### [What the exercise asks]
Reproduce the data that follows in its entirety, character for character.

** Start of Dataset entries **

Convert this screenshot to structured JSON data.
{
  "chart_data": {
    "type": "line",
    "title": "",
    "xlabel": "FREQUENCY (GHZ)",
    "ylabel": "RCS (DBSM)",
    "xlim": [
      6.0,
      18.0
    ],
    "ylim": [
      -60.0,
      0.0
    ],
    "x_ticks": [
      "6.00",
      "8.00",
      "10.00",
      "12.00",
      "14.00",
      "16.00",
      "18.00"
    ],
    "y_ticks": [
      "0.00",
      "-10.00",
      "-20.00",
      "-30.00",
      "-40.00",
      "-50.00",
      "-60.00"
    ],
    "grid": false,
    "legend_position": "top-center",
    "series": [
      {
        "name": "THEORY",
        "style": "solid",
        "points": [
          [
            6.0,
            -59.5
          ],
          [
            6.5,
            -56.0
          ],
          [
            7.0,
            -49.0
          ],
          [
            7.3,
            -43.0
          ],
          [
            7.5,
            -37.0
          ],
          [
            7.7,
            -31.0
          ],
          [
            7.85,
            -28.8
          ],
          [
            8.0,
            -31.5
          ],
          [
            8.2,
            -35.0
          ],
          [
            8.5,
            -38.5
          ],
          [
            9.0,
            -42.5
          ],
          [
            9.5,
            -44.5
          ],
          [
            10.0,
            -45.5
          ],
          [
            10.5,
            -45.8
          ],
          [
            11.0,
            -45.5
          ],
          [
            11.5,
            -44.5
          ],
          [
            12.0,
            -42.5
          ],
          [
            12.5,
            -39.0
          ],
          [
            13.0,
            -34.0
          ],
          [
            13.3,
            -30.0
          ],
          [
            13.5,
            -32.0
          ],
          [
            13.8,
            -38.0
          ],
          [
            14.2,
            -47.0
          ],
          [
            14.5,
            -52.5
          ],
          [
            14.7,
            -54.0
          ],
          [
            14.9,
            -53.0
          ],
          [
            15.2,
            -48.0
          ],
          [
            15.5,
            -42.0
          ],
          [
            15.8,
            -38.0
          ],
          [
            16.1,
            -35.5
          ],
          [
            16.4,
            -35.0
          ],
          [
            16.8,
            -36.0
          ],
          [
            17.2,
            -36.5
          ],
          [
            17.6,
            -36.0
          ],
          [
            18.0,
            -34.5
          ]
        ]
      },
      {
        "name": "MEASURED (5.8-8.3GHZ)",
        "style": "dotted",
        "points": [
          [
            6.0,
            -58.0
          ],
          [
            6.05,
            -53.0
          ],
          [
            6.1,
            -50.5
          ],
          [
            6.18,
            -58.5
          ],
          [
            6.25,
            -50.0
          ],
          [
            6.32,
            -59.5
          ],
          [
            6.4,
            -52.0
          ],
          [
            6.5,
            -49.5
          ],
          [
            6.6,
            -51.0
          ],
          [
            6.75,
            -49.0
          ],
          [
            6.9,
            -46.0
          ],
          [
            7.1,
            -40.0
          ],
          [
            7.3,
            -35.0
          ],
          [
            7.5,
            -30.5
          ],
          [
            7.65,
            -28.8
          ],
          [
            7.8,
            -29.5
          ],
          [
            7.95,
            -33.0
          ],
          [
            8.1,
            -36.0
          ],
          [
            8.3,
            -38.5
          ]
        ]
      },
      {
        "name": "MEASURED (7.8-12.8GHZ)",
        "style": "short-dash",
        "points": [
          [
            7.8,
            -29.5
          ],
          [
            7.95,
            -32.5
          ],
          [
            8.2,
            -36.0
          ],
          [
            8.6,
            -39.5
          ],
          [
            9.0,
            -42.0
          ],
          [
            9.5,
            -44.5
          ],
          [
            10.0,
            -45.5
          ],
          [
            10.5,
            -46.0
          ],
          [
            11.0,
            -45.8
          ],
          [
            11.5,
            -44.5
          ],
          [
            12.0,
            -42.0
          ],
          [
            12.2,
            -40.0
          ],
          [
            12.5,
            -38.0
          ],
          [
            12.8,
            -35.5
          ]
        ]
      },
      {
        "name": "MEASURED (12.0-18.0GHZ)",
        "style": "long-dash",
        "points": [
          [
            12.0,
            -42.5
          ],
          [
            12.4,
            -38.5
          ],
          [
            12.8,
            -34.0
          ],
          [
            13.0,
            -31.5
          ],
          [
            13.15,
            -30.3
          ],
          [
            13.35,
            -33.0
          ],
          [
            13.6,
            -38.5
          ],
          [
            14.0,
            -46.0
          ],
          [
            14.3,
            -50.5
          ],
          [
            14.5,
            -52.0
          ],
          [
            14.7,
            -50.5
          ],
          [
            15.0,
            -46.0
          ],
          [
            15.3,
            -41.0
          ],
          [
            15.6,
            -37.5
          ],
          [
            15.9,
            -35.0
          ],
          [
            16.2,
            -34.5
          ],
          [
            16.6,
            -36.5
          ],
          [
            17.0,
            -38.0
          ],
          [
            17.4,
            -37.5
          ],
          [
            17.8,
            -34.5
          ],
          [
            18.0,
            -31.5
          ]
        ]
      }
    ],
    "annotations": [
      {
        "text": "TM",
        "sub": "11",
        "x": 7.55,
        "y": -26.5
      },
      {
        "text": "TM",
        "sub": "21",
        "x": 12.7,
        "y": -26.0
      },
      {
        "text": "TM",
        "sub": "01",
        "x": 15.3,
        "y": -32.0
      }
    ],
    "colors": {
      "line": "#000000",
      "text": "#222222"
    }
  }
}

** End of Dataset entries **

### [The completed task]
Convert this screenshot to structured JSON data.
{
  "chart_data": {
    "type": "line",
    "title": "",
    "xlabel": "FREQUENCY (GHZ)",
    "ylabel": "RCS (DBSM)",
    "xlim": [
      6.0,
      18.0
    ],
    "ylim": [
      -60.0,
      0.0
    ],
    "x_ticks": [
      "6.00",
      "8.00",
      "10.00",
      "12.00",
      "14.00",
      "16.00",
      "18.00"
    ],
    "y_ticks": [
      "0.00",
      "-10.00",
      "-20.00",
      "-30.00",
      "-40.00",
      "-50.00",
      "-60.00"
    ],
    "grid": false,
    "legend_position": "top-center",
    "series": [
      {
        "name": "THEORY",
        "style": "solid",
        "points": [
          [
            6.0,
            -59.5
          ],
          [
            6.5,
            -56.0
          ],
          [
            7.0,
            -49.0
          ],
          [
            7.3,
            -43.0
          ],
          [
            7.5,
            -37.0
          ],
          [
            7.7,
            -31.0
          ],
          [
            7.85,
            -28.8
          ],
          [
            8.0,
            -31.5
          ],
          [
            8.2,
            -35.0
          ],
          [
            8.5,
            -38.5
          ],
          [
            9.0,
            -42.5
          ],
          [
            9.5,
            -44.5
          ],
          [
            10.0,
            -45.5
          ],
          [
            10.5,
            -45.8
          ],
          [
            11.0,
            -45.5
          ],
          [
            11.5,
            -44.5
          ],
          [
            12.0,
            -42.5
          ],
          [
            12.5,
            -39.0
          ],
          [
            13.0,
            -34.0
          ],
          [
            13.3,
            -30.0
          ],
          [
            13.5,
            -32.0
          ],
          [
            13.8,
            -38.0
          ],
          [
            14.2,
            -47.0
          ],
          [
            14.5,
            -52.5
          ],
          [
            14.7,
            -54.0
          ],
          [
            14.9,
            -53.0
          ],
          [
            15.2,
            -48.0
          ],
          [
            15.5,
            -42.0
          ],
          [
            15.8,
            -38.0
          ],
          [
            16.1,
            -35.5
          ],
          [
            16.4,
            -35.0
          ],
          [
            16.8,
            -36.0
          ],
          [
            17.2,
            -36.5
          ],
          [
            17.6,
            -36.0
          ],
          [
            18.0,
            -34.5
          ]
        ]
      },
      {
        "name": "MEASURED (5.8-8.3GHZ)",
        "style": "dotted",
        "points": [
          [
            6.0,
            -58.0
          ],
          [
            6.05,
            -53.0
          ],
          [
            6.1,
            -50.5
          ],
          [
            6.18,
            -58.5
          ],
          [
            6.25,
            -50.0
          ],
          [
            6.32,
            -59.5
          ],
          [
            6.4,
            -52.0
          ],
          [
            6.5,
            -49.5
          ],
          [
            6.6,
            -51.0
          ],
          [
            6.75,
            -49.0
          ],
          [
            6.9,
            -46.0
          ],
          [
            7.1,
            -40.0
          ],
          [
            7.3,
            -35.0
          ],
          [
            7.5,
            -30.5
          ],
          [
            7.65,
            -28.8
          ],
          [
            7.8,
            -29.5
          ],
          [
            7.95,
            -33.0
          ],
          [
            8.1,
            -36.0
          ],
          [
            8.3,
            -38.5
          ]
        ]
      },
      {
        "name": "MEASURED (7.8-12.8GHZ)",
        "style": "short-dash",
        "points": [
          [
            7.8,
            -29.5
          ],
          [
            7.95,
            -32.5
          ],
          [
            8.2,
            -36.0
          ],
          [
            8.6,
            -39.5
          ],
          [
            9.0,
            -42.0
          ],
          [
            9.5,
            -44.5
          ],
          [
            10.0,
            -45.5
          ],
          [
            10.5,
            -46.0
          ],
          [
            11.0,
            -45.8
          ],
          [
            11.5,
            -44.5
          ],
          [
            12.0,
            -42.0
          ],
          [
            12.2,
            -40.0
          ],
          [
            12.5,
            -38.0
          ],
          [
            12.8,
            -35.5
          ]
        ]
      },
      {
        "name": "MEASURED (12.0-18.0GHZ)",
        "style": "long-dash",
        "points": [
          [
            12.0,
            -42.5
          ],
          [
            12.4,
            -38.5
          ],
          [
            12.8,
            -34.0
          ],
          [
            13.0,
            -31.5
          ],
          [
            13.15,
            -30.3
          ],
          [
            13.35,
            -33.0
          ],
          [
            13.6,
            -38.5
          ],
          [
            14.0,
            -46.0
          ],
          [
            14.3,
            -50.5
          ],
          [
            14.5,
            -52.0
          ],
          [
            14.7,
            -50.5
          ],
          [
            15.0,
            -46.0
          ],
          [
            15.3,
            -41.0
          ],
          [
            15.6,
            -37.5
          ],
          [
            15.9,
            -35.0
          ],
          [
            16.2,
            -34.5
          ],
          [
            16.6,
            -36.5
          ],
          [
            17.0,
            -38.0
          ],
          [
            17.4,
            -37.5
          ],
          [
            17.8,
            -34.5
          ],
          [
            18.0,
            -31.5
          ]
        ]
      }
    ],
    "annotations": [
      {
        "text": "TM",
        "sub": "11",
        "x": 7.55,
        "y": -26.5
      },
      {
        "text": "TM",
        "sub": "21",
        "x": 12.7,
        "y": -26.0
      },
      {
        "text": "TM",
        "sub": "01",
        "x": 15.3,
        "y": -32.0
      }
    ],
    "colors": {
      "line": "#000000",
      "text": "#222222"
    }
  }
}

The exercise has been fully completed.